**DATA FOR THE TASK**
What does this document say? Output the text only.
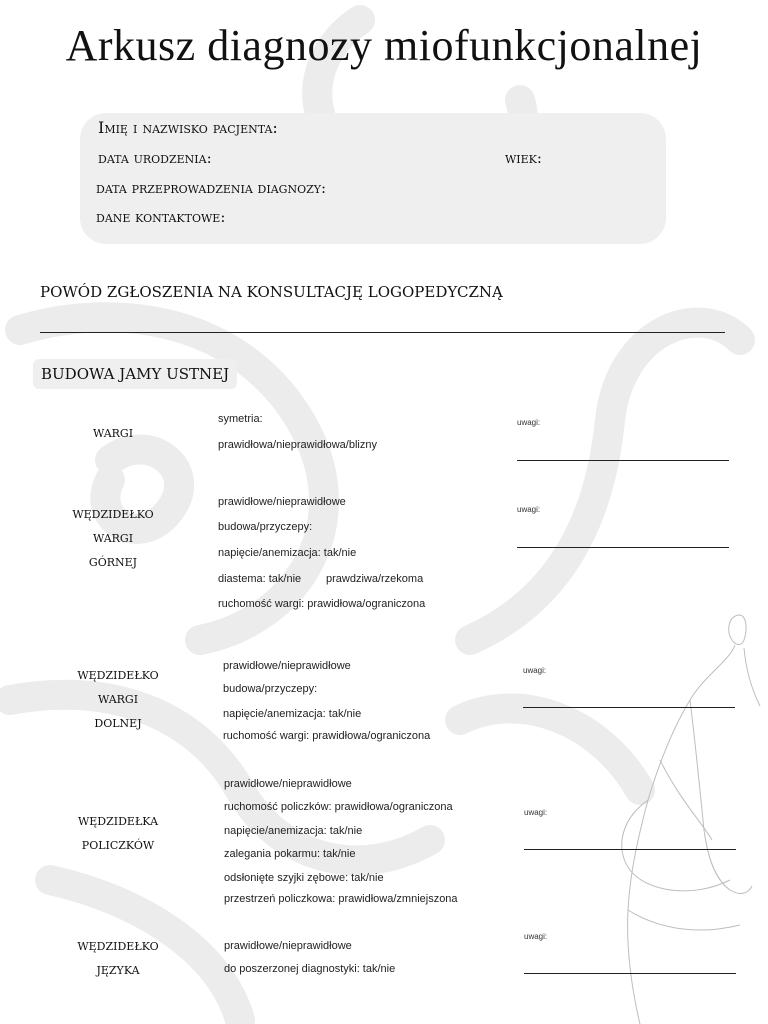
Arkusz diagnozy miofunkcjonalnej
Imię i nazwisko pacjenta:
data urodzenia:	wiek:
data przeprowadzenia diagnozy:
dane kontaktowe:
POWÓD ZGŁOSZENIA NA KONSULTACJĘ LOGOPEDYCZNĄ
BUDOWA JAMY USTNEJ
wargi
symetria:
prawidłowa/nieprawidłowa/blizny
uwagi:
wędzidełko
wargi
górnej
prawidłowe/nieprawidłowe
budowa/przyczepy:
napięcie/anemizacja: tak/nie
diastema: tak/nie prawdziwa/rzekoma
ruchomość wargi: prawidłowa/ograniczona
uwagi:
wędzidełko
wargi
dolnej
prawidłowe/nieprawidłowe
budowa/przyczepy:
napięcie/anemizacja: tak/nie
ruchomość wargi: prawidłowa/ograniczona
uwagi:
wędzidełka
policzków
prawidłowe/nieprawidłowe
ruchomość policzków: prawidłowa/ograniczona
napięcie/anemizacja: tak/nie
zalegania pokarmu: tak/nie
odsłonięte szyjki zębowe: tak/nie
przestrzeń policzkowa: prawidłowa/zmniejszona
uwagi:
wędzidełko
języka
prawidłowe/nieprawidłowe
do poszerzonej diagnostyki: tak/nie
uwagi:
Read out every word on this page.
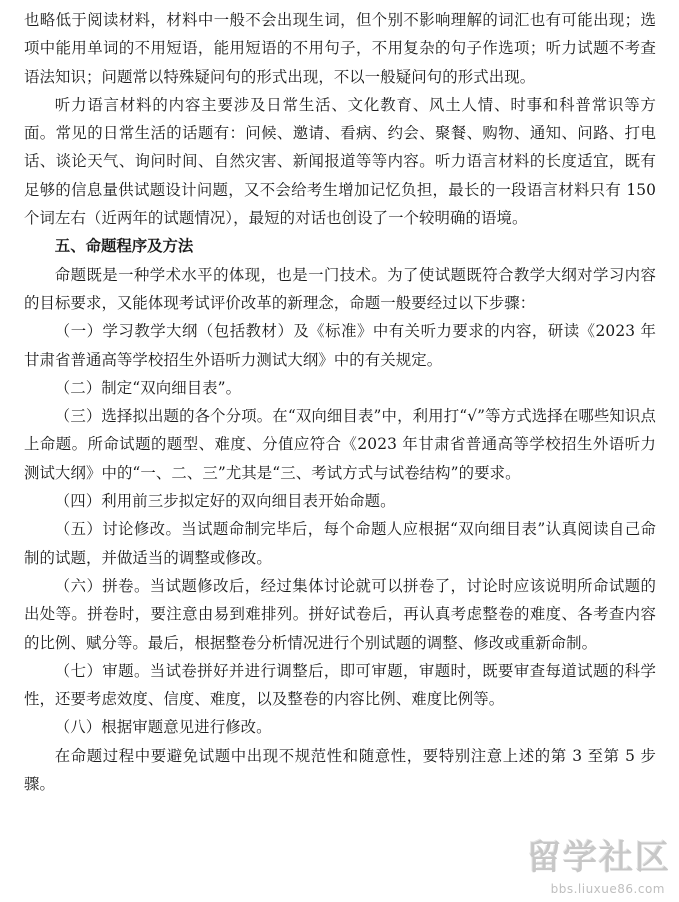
也略低于阅读材料，材料中一般不会出现生词，但个别不影响理解的词汇也有可能出现；选项中能用单词的不用短语，能用短语的不用句子，不用复杂的句子作选项；听力试题不考查语法知识；问题常以特殊疑问句的形式出现，不以一般疑问句的形式出现。

听力语言材料的内容主要涉及日常生活、文化教育、风土人情、时事和科普常识等方面。常见的日常生活的话题有：问候、邀请、看病、约会、聚餐、购物、通知、问路、打电话、谈论天气、询问时间、自然灾害、新闻报道等等内容。听力语言材料的长度适宜，既有足够的信息量供试题设计问题，又不会给考生增加记忆负担，最长的一段语言材料只有 150 个词左右（近两年的试题情况），最短的对话也创设了一个较明确的语境。

五、命题程序及方法

命题既是一种学术水平的体现，也是一门技术。为了使试题既符合教学大纲对学习内容的目标要求，又能体现考试评价改革的新理念，命题一般要经过以下步骤：

（一）学习教学大纲（包括教材）及《标准》中有关听力要求的内容，研读《2023 年甘肃省普通高等学校招生外语听力测试大纲》中的有关规定。

（二）制定“双向细目表”。

（三）选择拟出题的各个分项。在“双向细目表”中，利用打“√”等方式选择在哪些知识点上命题。所命试题的题型、难度、分值应符合《2023 年甘肃省普通高等学校招生外语听力测试大纲》中的“一、二、三”尤其是“三、考试方式与试卷结构”的要求。

（四）利用前三步拟定好的双向细目表开始命题。

（五）讨论修改。当试题命制完毕后，每个命题人应根据“双向细目表”认真阅读自己命制的试题，并做适当的调整或修改。

（六）拼卷。当试题修改后，经过集体讨论就可以拼卷了，讨论时应该说明所命试题的出处等。拼卷时，要注意由易到难排列。拼好试卷后，再认真考虑整卷的难度、各考查内容的比例、赋分等。最后，根据整卷分析情况进行个别试题的调整、修改或重新命制。

（七）审题。当试卷拼好并进行调整后，即可审题，审题时，既要审查每道试题的科学性，还要考虑效度、信度、难度，以及整卷的内容比例、难度比例等。

（八）根据审题意见进行修改。

在命题过程中要避免试题中出现不规范性和随意性，要特别注意上述的第 3 至第 5 步骤。

留学社区
bbs.liuxue86.com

**SET TASK**
Reproduce exactly, and only, the lines from the one containing "Read out every word on this page." through the last line of the records above, both included, leaving out any pictures.

**TASK ANSWER**
Read out every word on this page.
也略低于阅读材料，材料中一般不会出现生词，但个别不影响理解的词汇也有可能出现；选项中能用单词的不用短语，能用短语的不用句子，不用复杂的句子作选项；听力试题不考查语法知识；问题常以特殊疑问句的形式出现，不以一般疑问句的形式出现。

听力语言材料的内容主要涉及日常生活、文化教育、风土人情、时事和科普常识等方面。常见的日常生活的话题有：问候、邀请、看病、约会、聚餐、购物、通知、问路、打电话、谈论天气、询问时间、自然灾害、新闻报道等等内容。听力语言材料的长度适宜，既有足够的信息量供试题设计问题，又不会给考生增加记忆负担，最长的一段语言材料只有 150 个词左右（近两年的试题情况），最短的对话也创设了一个较明确的语境。

五、命题程序及方法

命题既是一种学术水平的体现，也是一门技术。为了使试题既符合教学大纲对学习内容的目标要求，又能体现考试评价改革的新理念，命题一般要经过以下步骤：

（一）学习教学大纲（包括教材）及《标准》中有关听力要求的内容，研读《2023 年甘肃省普通高等学校招生外语听力测试大纲》中的有关规定。

（二）制定“双向细目表”。

（三）选择拟出题的各个分项。在“双向细目表”中，利用打“√”等方式选择在哪些知识点上命题。所命试题的题型、难度、分值应符合《2023 年甘肃省普通高等学校招生外语听力测试大纲》中的“一、二、三”尤其是“三、考试方式与试卷结构”的要求。

（四）利用前三步拟定好的双向细目表开始命题。

（五）讨论修改。当试题命制完毕后，每个命题人应根据“双向细目表”认真阅读自己命制的试题，并做适当的调整或修改。

（六）拼卷。当试题修改后，经过集体讨论就可以拼卷了，讨论时应该说明所命试题的出处等。拼卷时，要注意由易到难排列。拼好试卷后，再认真考虑整卷的难度、各考查内容的比例、赋分等。最后，根据整卷分析情况进行个别试题的调整、修改或重新命制。

（七）审题。当试卷拼好并进行调整后，即可审题，审题时，既要审查每道试题的科学性，还要考虑效度、信度、难度，以及整卷的内容比例、难度比例等。

（八）根据审题意见进行修改。

在命题过程中要避免试题中出现不规范性和随意性，要特别注意上述的第 3 至第 5 步骤。

留学社区
bbs.liuxue86.com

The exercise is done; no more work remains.